Gather up every line that includes the string "title".

▶ **Stored dataset items**
┌──

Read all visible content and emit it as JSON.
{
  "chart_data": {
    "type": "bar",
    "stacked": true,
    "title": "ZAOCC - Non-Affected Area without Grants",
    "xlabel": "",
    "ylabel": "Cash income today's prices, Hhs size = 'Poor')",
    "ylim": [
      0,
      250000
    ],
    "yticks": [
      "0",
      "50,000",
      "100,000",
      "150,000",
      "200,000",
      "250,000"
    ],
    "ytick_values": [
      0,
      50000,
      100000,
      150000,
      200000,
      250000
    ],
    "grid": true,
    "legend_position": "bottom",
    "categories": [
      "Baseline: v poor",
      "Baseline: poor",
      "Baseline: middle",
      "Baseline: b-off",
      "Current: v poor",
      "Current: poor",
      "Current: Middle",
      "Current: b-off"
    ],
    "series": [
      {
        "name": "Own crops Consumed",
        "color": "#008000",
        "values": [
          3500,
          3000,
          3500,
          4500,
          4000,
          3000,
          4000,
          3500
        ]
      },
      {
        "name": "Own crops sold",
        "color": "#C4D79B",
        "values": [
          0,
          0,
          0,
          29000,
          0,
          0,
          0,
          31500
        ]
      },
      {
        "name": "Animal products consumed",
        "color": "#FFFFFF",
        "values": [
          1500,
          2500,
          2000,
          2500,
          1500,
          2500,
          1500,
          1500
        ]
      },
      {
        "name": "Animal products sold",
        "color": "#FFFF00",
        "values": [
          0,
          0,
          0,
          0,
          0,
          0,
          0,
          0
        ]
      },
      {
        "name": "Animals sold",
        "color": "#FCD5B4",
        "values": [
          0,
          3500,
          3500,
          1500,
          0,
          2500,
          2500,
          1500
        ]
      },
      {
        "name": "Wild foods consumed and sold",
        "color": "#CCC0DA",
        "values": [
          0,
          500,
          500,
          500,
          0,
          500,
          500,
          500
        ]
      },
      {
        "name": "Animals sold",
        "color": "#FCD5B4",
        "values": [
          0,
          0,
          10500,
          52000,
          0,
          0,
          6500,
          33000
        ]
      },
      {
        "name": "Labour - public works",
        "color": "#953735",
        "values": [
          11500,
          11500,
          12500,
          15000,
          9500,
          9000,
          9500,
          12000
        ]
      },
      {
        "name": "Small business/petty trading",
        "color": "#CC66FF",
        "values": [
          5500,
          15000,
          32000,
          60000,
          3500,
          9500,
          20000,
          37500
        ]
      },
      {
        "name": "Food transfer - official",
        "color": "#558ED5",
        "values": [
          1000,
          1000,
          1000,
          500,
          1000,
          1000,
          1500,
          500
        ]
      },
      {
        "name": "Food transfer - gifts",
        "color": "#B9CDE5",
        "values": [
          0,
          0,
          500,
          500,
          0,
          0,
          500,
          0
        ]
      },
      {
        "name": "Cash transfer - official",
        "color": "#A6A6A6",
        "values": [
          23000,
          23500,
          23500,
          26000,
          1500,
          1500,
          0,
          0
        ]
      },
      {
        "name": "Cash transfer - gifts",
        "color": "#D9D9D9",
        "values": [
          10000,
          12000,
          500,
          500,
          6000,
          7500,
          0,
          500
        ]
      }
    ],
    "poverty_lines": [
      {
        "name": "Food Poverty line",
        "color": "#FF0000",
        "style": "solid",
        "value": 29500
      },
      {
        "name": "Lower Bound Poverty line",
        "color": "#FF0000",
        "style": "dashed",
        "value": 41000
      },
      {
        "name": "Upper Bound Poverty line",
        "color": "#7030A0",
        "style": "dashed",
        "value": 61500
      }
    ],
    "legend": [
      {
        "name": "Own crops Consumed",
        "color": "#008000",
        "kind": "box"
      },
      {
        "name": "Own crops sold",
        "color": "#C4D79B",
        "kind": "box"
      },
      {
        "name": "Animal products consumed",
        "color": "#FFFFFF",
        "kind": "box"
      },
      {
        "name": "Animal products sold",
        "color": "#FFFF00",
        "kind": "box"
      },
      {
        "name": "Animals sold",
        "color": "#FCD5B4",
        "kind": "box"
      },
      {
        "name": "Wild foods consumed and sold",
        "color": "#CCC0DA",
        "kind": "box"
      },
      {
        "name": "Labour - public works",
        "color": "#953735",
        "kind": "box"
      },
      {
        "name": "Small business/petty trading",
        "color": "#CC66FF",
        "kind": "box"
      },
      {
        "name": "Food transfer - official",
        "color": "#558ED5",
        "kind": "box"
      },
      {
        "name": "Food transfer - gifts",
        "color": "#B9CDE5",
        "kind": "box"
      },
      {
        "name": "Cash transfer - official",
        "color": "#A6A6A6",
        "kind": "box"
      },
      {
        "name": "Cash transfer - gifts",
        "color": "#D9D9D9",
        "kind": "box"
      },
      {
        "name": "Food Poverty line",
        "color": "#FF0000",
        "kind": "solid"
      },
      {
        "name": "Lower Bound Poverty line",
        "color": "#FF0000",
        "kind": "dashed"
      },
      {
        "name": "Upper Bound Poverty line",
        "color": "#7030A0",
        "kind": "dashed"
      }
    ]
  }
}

└──
┌──

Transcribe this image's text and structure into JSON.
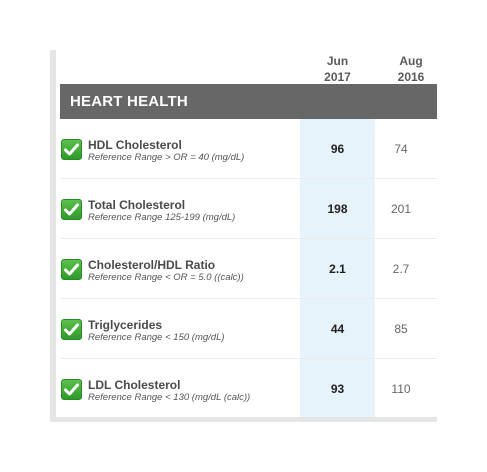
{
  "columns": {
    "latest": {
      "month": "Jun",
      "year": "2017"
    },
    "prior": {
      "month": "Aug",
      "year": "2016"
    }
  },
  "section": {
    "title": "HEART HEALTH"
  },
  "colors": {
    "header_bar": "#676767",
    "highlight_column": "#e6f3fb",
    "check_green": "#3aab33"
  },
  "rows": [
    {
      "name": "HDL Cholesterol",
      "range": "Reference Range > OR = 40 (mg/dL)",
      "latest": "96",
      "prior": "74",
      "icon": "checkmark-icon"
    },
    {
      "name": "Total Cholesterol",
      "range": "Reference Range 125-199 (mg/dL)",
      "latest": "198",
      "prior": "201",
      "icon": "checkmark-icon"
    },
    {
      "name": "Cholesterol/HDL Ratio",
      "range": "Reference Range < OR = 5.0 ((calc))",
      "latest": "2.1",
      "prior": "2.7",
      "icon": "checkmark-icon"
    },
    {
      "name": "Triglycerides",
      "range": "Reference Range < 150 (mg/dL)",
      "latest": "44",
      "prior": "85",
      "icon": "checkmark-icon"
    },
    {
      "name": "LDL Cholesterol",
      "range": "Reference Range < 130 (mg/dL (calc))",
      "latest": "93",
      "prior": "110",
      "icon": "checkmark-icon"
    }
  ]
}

└──

▶ **EXERCISE ANSWER**
    "title": "ZAOCC - Non-Affected Area without Grants",
    "title": "HEART HEALTH"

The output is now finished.